■ TASK DESCRIPTION ■
Please work out how many lines in the material contain "твои" and give only that figure.
%%
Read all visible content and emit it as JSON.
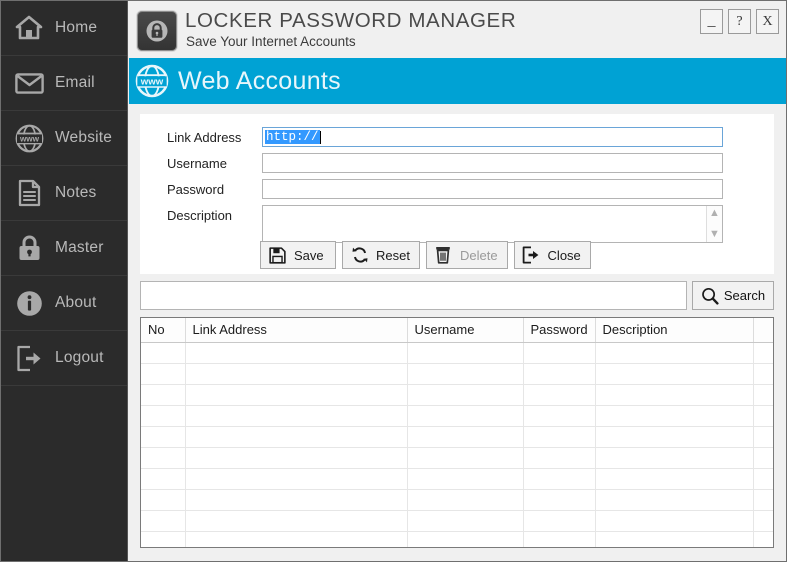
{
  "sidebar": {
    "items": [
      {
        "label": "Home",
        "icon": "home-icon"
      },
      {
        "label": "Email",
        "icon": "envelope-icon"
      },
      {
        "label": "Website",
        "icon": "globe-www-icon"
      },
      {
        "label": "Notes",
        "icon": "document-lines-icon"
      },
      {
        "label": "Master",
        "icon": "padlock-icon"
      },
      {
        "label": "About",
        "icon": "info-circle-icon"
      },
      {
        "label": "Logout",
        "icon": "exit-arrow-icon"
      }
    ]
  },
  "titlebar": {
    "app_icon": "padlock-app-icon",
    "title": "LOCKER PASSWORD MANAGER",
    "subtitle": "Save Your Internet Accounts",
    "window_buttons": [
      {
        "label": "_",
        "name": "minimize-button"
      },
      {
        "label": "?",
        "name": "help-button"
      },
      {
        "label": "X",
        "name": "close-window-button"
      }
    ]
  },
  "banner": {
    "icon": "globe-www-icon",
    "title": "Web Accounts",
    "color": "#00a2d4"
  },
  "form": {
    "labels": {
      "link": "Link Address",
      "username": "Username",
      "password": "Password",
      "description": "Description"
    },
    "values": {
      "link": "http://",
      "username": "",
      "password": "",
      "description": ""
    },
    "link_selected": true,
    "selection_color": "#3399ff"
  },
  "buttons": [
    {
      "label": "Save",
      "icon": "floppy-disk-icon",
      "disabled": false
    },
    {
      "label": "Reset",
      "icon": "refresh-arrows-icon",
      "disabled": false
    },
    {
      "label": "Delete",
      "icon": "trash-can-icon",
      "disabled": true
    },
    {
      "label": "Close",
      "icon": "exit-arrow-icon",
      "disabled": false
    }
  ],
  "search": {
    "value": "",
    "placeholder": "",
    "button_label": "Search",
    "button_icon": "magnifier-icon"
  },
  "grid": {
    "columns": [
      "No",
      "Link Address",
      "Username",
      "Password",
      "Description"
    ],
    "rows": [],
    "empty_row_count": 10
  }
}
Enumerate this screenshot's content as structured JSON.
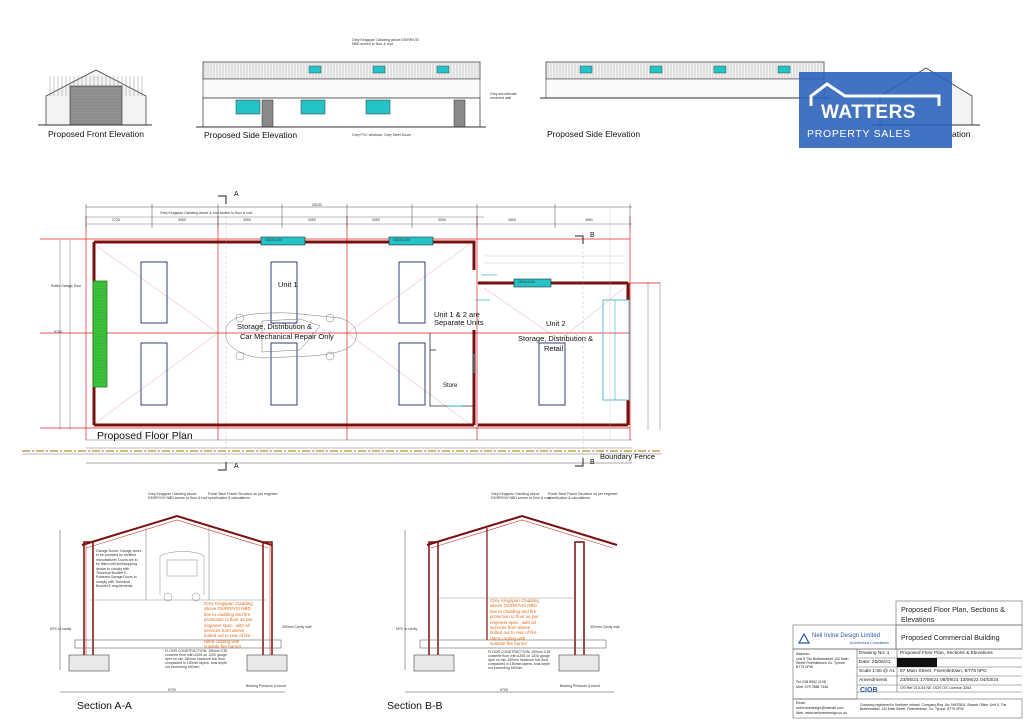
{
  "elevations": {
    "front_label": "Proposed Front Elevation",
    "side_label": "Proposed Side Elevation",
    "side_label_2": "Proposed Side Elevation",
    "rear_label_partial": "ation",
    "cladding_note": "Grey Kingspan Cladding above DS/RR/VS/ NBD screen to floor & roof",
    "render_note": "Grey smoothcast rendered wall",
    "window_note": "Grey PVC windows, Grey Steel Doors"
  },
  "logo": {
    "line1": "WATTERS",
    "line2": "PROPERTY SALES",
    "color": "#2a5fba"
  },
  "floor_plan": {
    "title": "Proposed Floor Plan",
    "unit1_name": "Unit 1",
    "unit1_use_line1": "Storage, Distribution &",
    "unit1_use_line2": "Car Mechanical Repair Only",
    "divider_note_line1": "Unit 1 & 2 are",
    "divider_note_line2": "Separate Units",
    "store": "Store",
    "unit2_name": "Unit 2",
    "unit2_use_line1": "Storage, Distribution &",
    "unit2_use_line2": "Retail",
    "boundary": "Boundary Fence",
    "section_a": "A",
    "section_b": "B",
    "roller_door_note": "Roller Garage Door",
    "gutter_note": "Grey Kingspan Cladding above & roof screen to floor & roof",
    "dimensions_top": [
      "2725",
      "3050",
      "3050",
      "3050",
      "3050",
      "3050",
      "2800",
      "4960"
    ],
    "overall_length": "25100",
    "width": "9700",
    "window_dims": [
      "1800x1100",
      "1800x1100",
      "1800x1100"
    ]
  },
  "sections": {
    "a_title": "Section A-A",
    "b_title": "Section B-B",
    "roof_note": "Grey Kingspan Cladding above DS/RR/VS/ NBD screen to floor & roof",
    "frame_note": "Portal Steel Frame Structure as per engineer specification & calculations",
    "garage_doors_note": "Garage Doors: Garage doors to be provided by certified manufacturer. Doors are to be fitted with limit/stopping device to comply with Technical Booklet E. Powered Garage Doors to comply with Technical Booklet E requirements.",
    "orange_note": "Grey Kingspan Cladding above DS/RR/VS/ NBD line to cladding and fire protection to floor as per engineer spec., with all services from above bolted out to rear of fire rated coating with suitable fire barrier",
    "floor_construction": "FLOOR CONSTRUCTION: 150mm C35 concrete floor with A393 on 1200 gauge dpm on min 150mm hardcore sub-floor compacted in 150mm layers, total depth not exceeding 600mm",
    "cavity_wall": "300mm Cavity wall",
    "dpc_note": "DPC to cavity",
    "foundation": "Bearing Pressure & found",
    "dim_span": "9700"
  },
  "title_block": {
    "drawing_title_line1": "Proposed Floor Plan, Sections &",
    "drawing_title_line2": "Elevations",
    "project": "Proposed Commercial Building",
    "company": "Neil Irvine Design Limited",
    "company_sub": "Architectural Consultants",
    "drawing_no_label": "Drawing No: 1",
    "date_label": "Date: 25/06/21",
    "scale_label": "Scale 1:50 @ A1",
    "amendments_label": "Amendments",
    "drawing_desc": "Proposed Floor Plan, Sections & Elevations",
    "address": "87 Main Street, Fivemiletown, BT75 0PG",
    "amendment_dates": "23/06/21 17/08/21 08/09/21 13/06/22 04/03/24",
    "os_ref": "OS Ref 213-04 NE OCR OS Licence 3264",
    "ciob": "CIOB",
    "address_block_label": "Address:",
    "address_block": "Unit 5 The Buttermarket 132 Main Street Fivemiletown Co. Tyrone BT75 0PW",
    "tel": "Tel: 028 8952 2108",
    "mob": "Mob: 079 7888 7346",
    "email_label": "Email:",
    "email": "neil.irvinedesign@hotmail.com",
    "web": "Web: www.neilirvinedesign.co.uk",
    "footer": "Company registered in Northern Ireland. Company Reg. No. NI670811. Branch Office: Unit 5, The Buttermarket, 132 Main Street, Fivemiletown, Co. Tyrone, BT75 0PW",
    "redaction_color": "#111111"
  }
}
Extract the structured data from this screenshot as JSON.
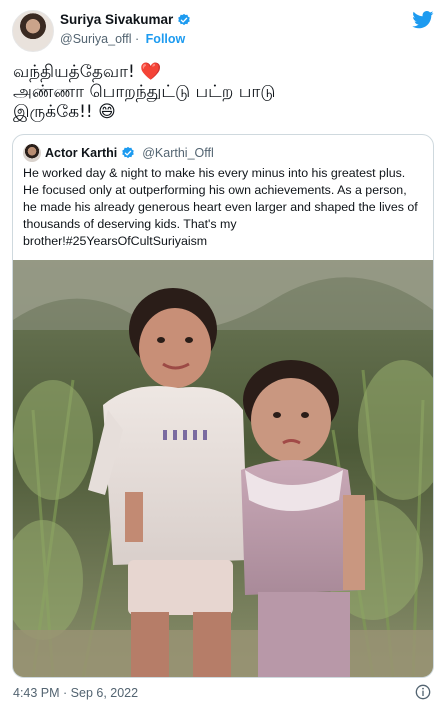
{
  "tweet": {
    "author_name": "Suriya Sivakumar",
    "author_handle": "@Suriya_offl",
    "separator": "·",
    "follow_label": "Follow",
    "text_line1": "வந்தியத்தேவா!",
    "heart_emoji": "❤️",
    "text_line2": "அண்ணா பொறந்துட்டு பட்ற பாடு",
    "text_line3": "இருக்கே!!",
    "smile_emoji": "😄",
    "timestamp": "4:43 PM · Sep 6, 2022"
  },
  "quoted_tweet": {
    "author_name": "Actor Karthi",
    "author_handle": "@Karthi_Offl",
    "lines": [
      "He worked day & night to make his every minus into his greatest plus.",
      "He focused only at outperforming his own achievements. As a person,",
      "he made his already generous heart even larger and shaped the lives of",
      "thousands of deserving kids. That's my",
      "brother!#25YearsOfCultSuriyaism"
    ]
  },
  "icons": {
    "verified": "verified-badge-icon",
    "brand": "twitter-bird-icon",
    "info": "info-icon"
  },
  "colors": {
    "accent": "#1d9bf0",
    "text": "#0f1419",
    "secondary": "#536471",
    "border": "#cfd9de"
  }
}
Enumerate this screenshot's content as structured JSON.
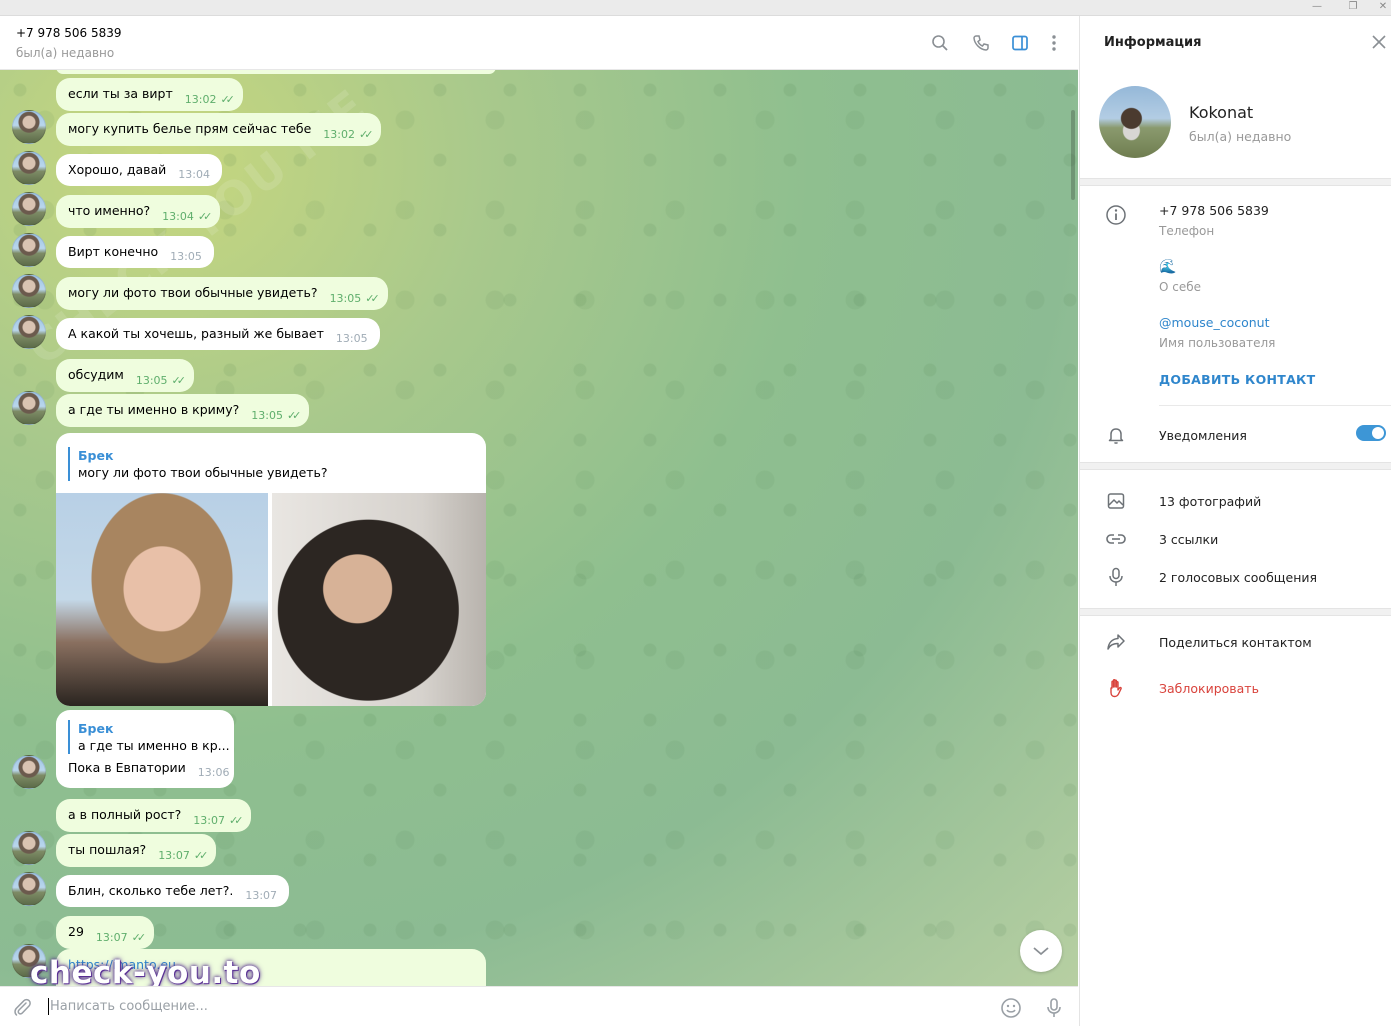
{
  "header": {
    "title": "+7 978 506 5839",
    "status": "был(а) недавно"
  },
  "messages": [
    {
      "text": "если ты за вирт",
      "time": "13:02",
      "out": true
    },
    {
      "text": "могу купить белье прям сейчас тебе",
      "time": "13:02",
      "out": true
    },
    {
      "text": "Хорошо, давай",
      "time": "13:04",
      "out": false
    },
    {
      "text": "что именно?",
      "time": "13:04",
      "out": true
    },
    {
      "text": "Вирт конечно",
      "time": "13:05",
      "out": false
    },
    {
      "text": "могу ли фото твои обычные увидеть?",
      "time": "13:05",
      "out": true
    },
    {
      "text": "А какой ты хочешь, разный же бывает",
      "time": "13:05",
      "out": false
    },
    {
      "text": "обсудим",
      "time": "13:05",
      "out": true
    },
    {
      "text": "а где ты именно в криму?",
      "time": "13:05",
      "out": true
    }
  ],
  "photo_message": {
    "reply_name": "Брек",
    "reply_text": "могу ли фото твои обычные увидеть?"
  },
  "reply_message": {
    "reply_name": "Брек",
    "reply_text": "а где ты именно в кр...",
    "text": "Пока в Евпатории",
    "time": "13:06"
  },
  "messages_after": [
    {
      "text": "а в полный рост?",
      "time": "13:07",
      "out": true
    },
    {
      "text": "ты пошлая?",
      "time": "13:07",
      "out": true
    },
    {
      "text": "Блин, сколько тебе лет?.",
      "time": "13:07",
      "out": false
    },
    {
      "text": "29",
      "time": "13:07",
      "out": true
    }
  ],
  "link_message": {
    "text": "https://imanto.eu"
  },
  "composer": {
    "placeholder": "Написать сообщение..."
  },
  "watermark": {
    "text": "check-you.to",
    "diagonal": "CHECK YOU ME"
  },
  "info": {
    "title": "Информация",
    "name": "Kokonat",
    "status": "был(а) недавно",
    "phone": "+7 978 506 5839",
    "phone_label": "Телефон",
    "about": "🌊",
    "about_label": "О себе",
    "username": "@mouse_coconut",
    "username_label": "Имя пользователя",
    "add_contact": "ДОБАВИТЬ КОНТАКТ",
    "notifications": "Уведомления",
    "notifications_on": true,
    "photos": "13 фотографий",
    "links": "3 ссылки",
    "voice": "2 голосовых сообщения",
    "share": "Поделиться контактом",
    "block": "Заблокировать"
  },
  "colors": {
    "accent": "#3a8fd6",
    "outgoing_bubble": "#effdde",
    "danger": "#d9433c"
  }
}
%%
■ COMPLETED TASK ■
2